▸ AIM OF THE TASK
Extract the entries in their exact form.

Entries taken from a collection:
----------

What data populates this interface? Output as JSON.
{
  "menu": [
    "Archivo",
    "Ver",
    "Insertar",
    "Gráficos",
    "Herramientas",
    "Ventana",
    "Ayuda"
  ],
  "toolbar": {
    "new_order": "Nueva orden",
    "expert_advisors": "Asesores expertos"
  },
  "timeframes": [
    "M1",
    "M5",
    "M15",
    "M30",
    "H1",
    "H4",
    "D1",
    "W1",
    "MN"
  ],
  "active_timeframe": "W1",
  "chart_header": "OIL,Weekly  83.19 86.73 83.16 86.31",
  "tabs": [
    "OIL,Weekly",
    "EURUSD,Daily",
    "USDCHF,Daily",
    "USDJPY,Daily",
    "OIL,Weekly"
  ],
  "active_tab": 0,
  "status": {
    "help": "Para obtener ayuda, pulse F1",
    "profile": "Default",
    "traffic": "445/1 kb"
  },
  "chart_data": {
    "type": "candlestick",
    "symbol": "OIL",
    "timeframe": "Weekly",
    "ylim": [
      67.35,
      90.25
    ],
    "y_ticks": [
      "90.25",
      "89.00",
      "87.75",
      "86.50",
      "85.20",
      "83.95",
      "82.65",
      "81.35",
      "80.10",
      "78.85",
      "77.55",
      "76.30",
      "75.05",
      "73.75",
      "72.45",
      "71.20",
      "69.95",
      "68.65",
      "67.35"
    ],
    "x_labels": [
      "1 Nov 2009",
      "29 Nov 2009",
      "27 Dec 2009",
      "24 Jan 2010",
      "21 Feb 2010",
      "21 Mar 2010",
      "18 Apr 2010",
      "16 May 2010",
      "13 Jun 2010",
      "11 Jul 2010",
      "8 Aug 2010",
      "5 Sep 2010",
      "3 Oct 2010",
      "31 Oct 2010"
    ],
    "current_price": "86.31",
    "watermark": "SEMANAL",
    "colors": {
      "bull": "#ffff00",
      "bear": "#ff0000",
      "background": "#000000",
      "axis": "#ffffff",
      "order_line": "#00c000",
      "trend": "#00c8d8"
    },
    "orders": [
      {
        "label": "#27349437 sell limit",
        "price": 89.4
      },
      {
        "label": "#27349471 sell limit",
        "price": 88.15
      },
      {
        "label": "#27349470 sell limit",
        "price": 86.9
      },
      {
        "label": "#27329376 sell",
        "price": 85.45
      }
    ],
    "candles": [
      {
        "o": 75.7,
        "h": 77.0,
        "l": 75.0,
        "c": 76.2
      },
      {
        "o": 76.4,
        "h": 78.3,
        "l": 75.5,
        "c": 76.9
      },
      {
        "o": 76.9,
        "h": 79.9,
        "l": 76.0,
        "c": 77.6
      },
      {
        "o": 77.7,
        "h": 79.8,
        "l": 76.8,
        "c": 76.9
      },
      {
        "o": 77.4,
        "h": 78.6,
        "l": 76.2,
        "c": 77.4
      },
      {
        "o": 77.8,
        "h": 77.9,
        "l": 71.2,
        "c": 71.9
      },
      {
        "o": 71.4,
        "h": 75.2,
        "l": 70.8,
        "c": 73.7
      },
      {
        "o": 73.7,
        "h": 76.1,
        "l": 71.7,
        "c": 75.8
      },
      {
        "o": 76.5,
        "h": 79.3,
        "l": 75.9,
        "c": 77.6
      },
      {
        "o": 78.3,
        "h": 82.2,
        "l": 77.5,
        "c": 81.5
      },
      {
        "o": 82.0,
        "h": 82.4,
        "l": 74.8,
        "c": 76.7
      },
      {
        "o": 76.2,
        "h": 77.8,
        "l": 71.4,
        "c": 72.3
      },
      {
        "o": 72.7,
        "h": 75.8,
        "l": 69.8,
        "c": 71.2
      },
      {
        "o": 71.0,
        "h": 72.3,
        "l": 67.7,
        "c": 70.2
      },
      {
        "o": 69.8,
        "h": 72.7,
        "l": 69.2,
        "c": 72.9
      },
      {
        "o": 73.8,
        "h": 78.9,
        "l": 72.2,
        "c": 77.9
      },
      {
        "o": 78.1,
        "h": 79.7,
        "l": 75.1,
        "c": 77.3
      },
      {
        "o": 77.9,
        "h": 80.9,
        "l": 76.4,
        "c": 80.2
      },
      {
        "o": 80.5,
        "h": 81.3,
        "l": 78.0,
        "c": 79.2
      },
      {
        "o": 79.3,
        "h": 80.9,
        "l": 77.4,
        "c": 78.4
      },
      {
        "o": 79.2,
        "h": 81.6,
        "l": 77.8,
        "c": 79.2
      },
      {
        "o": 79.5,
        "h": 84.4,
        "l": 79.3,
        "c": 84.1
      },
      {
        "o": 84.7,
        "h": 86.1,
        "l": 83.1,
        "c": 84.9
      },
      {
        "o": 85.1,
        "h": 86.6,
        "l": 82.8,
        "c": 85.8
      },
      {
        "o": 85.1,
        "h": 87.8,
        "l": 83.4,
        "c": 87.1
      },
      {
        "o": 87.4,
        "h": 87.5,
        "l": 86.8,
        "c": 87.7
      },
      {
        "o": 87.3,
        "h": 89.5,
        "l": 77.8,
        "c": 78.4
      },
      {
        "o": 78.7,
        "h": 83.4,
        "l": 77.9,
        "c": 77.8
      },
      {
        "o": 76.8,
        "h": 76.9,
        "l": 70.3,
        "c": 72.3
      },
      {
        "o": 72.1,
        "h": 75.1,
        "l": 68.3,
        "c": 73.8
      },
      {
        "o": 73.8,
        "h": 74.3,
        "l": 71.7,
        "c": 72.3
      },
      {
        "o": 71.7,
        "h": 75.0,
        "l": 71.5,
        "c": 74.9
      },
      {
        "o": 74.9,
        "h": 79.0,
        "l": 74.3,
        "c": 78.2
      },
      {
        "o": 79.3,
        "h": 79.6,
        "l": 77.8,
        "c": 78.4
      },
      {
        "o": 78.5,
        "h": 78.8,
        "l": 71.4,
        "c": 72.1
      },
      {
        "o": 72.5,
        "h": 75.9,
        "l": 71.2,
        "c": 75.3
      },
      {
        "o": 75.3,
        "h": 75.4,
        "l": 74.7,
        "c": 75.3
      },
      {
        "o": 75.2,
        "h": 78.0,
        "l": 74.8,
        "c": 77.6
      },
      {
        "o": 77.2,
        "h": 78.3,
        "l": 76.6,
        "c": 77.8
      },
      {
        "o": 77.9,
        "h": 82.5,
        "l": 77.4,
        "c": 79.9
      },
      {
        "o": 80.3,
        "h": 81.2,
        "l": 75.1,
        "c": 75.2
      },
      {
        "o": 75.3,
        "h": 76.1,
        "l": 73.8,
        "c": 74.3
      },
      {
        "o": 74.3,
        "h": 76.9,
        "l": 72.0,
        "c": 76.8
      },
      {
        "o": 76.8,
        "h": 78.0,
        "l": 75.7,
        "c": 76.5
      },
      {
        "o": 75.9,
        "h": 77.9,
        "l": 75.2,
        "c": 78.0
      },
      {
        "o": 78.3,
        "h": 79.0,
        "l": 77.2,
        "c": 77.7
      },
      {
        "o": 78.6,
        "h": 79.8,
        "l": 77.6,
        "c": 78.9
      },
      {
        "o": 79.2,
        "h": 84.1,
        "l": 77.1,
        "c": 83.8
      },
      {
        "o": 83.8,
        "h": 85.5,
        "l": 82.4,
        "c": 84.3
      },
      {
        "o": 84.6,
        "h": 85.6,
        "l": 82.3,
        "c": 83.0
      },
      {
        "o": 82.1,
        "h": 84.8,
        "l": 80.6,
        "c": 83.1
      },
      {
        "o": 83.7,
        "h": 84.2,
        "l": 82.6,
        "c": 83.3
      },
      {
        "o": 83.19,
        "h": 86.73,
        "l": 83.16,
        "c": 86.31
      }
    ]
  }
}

----------

▸ PROBLEM SOLUTION
What data populates this interface? Output as JSON.
{
  "menu": [
    "Archivo",
    "Ver",
    "Insertar",
    "Gráficos",
    "Herramientas",
    "Ventana",
    "Ayuda"
  ],
  "toolbar": {
    "new_order": "Nueva orden",
    "expert_advisors": "Asesores expertos"
  },
  "timeframes": [
    "M1",
    "M5",
    "M15",
    "M30",
    "H1",
    "H4",
    "D1",
    "W1",
    "MN"
  ],
  "active_timeframe": "W1",
  "chart_header": "OIL,Weekly  83.19 86.73 83.16 86.31",
  "tabs": [
    "OIL,Weekly",
    "EURUSD,Daily",
    "USDCHF,Daily",
    "USDJPY,Daily",
    "OIL,Weekly"
  ],
  "active_tab": 0,
  "status": {
    "help": "Para obtener ayuda, pulse F1",
    "profile": "Default",
    "traffic": "445/1 kb"
  },
  "chart_data": {
    "type": "candlestick",
    "symbol": "OIL",
    "timeframe": "Weekly",
    "ylim": [
      67.35,
      90.25
    ],
    "y_ticks": [
      "90.25",
      "89.00",
      "87.75",
      "86.50",
      "85.20",
      "83.95",
      "82.65",
      "81.35",
      "80.10",
      "78.85",
      "77.55",
      "76.30",
      "75.05",
      "73.75",
      "72.45",
      "71.20",
      "69.95",
      "68.65",
      "67.35"
    ],
    "x_labels": [
      "1 Nov 2009",
      "29 Nov 2009",
      "27 Dec 2009",
      "24 Jan 2010",
      "21 Feb 2010",
      "21 Mar 2010",
      "18 Apr 2010",
      "16 May 2010",
      "13 Jun 2010",
      "11 Jul 2010",
      "8 Aug 2010",
      "5 Sep 2010",
      "3 Oct 2010",
      "31 Oct 2010"
    ],
    "current_price": "86.31",
    "watermark": "SEMANAL",
    "colors": {
      "bull": "#ffff00",
      "bear": "#ff0000",
      "background": "#000000",
      "axis": "#ffffff",
      "order_line": "#00c000",
      "trend": "#00c8d8"
    },
    "orders": [
      {
        "label": "#27349437 sell limit",
        "price": 89.4
      },
      {
        "label": "#27349471 sell limit",
        "price": 88.15
      },
      {
        "label": "#27349470 sell limit",
        "price": 86.9
      },
      {
        "label": "#27329376 sell",
        "price": 85.45
      }
    ],
    "candles": [
      {
        "o": 75.7,
        "h": 77.0,
        "l": 75.0,
        "c": 76.2
      },
      {
        "o": 76.4,
        "h": 78.3,
        "l": 75.5,
        "c": 76.9
      },
      {
        "o": 76.9,
        "h": 79.9,
        "l": 76.0,
        "c": 77.6
      },
      {
        "o": 77.7,
        "h": 79.8,
        "l": 76.8,
        "c": 76.9
      },
      {
        "o": 77.4,
        "h": 78.6,
        "l": 76.2,
        "c": 77.4
      },
      {
        "o": 77.8,
        "h": 77.9,
        "l": 71.2,
        "c": 71.9
      },
      {
        "o": 71.4,
        "h": 75.2,
        "l": 70.8,
        "c": 73.7
      },
      {
        "o": 73.7,
        "h": 76.1,
        "l": 71.7,
        "c": 75.8
      },
      {
        "o": 76.5,
        "h": 79.3,
        "l": 75.9,
        "c": 77.6
      },
      {
        "o": 78.3,
        "h": 82.2,
        "l": 77.5,
        "c": 81.5
      },
      {
        "o": 82.0,
        "h": 82.4,
        "l": 74.8,
        "c": 76.7
      },
      {
        "o": 76.2,
        "h": 77.8,
        "l": 71.4,
        "c": 72.3
      },
      {
        "o": 72.7,
        "h": 75.8,
        "l": 69.8,
        "c": 71.2
      },
      {
        "o": 71.0,
        "h": 72.3,
        "l": 67.7,
        "c": 70.2
      },
      {
        "o": 69.8,
        "h": 72.7,
        "l": 69.2,
        "c": 72.9
      },
      {
        "o": 73.8,
        "h": 78.9,
        "l": 72.2,
        "c": 77.9
      },
      {
        "o": 78.1,
        "h": 79.7,
        "l": 75.1,
        "c": 77.3
      },
      {
        "o": 77.9,
        "h": 80.9,
        "l": 76.4,
        "c": 80.2
      },
      {
        "o": 80.5,
        "h": 81.3,
        "l": 78.0,
        "c": 79.2
      },
      {
        "o": 79.3,
        "h": 80.9,
        "l": 77.4,
        "c": 78.4
      },
      {
        "o": 79.2,
        "h": 81.6,
        "l": 77.8,
        "c": 79.2
      },
      {
        "o": 79.5,
        "h": 84.4,
        "l": 79.3,
        "c": 84.1
      },
      {
        "o": 84.7,
        "h": 86.1,
        "l": 83.1,
        "c": 84.9
      },
      {
        "o": 85.1,
        "h": 86.6,
        "l": 82.8,
        "c": 85.8
      },
      {
        "o": 85.1,
        "h": 87.8,
        "l": 83.4,
        "c": 87.1
      },
      {
        "o": 87.4,
        "h": 87.5,
        "l": 86.8,
        "c": 87.7
      },
      {
        "o": 87.3,
        "h": 89.5,
        "l": 77.8,
        "c": 78.4
      },
      {
        "o": 78.7,
        "h": 83.4,
        "l": 77.9,
        "c": 77.8
      },
      {
        "o": 76.8,
        "h": 76.9,
        "l": 70.3,
        "c": 72.3
      },
      {
        "o": 72.1,
        "h": 75.1,
        "l": 68.3,
        "c": 73.8
      },
      {
        "o": 73.8,
        "h": 74.3,
        "l": 71.7,
        "c": 72.3
      },
      {
        "o": 71.7,
        "h": 75.0,
        "l": 71.5,
        "c": 74.9
      },
      {
        "o": 74.9,
        "h": 79.0,
        "l": 74.3,
        "c": 78.2
      },
      {
        "o": 79.3,
        "h": 79.6,
        "l": 77.8,
        "c": 78.4
      },
      {
        "o": 78.5,
        "h": 78.8,
        "l": 71.4,
        "c": 72.1
      },
      {
        "o": 72.5,
        "h": 75.9,
        "l": 71.2,
        "c": 75.3
      },
      {
        "o": 75.3,
        "h": 75.4,
        "l": 74.7,
        "c": 75.3
      },
      {
        "o": 75.2,
        "h": 78.0,
        "l": 74.8,
        "c": 77.6
      },
      {
        "o": 77.2,
        "h": 78.3,
        "l": 76.6,
        "c": 77.8
      },
      {
        "o": 77.9,
        "h": 82.5,
        "l": 77.4,
        "c": 79.9
      },
      {
        "o": 80.3,
        "h": 81.2,
        "l": 75.1,
        "c": 75.2
      },
      {
        "o": 75.3,
        "h": 76.1,
        "l": 73.8,
        "c": 74.3
      },
      {
        "o": 74.3,
        "h": 76.9,
        "l": 72.0,
        "c": 76.8
      },
      {
        "o": 76.8,
        "h": 78.0,
        "l": 75.7,
        "c": 76.5
      },
      {
        "o": 75.9,
        "h": 77.9,
        "l": 75.2,
        "c": 78.0
      },
      {
        "o": 78.3,
        "h": 79.0,
        "l": 77.2,
        "c": 77.7
      },
      {
        "o": 78.6,
        "h": 79.8,
        "l": 77.6,
        "c": 78.9
      },
      {
        "o": 79.2,
        "h": 84.1,
        "l": 77.1,
        "c": 83.8
      },
      {
        "o": 83.8,
        "h": 85.5,
        "l": 82.4,
        "c": 84.3
      },
      {
        "o": 84.6,
        "h": 85.6,
        "l": 82.3,
        "c": 83.0
      },
      {
        "o": 82.1,
        "h": 84.8,
        "l": 80.6,
        "c": 83.1
      },
      {
        "o": 83.7,
        "h": 84.2,
        "l": 82.6,
        "c": 83.3
      },
      {
        "o": 83.19,
        "h": 86.73,
        "l": 83.16,
        "c": 86.31
      }
    ]
  }
}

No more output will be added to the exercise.